» **Data excerpts**

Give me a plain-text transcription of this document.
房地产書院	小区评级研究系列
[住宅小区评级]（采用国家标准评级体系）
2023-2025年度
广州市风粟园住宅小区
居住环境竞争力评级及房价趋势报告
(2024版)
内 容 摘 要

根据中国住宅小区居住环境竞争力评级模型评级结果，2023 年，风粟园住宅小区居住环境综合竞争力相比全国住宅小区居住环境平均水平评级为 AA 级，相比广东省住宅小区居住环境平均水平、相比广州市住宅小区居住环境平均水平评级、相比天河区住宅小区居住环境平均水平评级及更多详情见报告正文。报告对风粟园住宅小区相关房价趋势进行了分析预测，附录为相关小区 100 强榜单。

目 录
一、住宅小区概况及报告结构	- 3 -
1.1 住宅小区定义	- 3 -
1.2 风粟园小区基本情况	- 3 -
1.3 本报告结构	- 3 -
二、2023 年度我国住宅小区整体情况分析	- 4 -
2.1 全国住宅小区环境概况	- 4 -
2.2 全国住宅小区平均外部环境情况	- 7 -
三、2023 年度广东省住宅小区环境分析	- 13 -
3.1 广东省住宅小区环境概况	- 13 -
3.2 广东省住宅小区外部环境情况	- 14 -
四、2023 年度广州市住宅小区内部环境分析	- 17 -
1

» **WHAT YOU WILL DO**
Repeat the listing above without any change.

» **RESPONSE BELOW**
Give me a plain-text transcription of this document.
房地产書院	小区评级研究系列
[住宅小区评级]（采用国家标准评级体系）
2023-2025年度
广州市风粟园住宅小区
居住环境竞争力评级及房价趋势报告
(2024版)
内 容 摘 要

根据中国住宅小区居住环境竞争力评级模型评级结果，2023 年，风粟园住宅小区居住环境综合竞争力相比全国住宅小区居住环境平均水平评级为 AA 级，相比广东省住宅小区居住环境平均水平、相比广州市住宅小区居住环境平均水平评级、相比天河区住宅小区居住环境平均水平评级及更多详情见报告正文。报告对风粟园住宅小区相关房价趋势进行了分析预测，附录为相关小区 100 强榜单。

目 录
一、住宅小区概况及报告结构	- 3 -
1.1 住宅小区定义	- 3 -
1.2 风粟园小区基本情况	- 3 -
1.3 本报告结构	- 3 -
二、2023 年度我国住宅小区整体情况分析	- 4 -
2.1 全国住宅小区环境概况	- 4 -
2.2 全国住宅小区平均外部环境情况	- 7 -
三、2023 年度广东省住宅小区环境分析	- 13 -
3.1 广东省住宅小区环境概况	- 13 -
3.2 广东省住宅小区外部环境情况	- 14 -
四、2023 年度广州市住宅小区内部环境分析	- 17 -
1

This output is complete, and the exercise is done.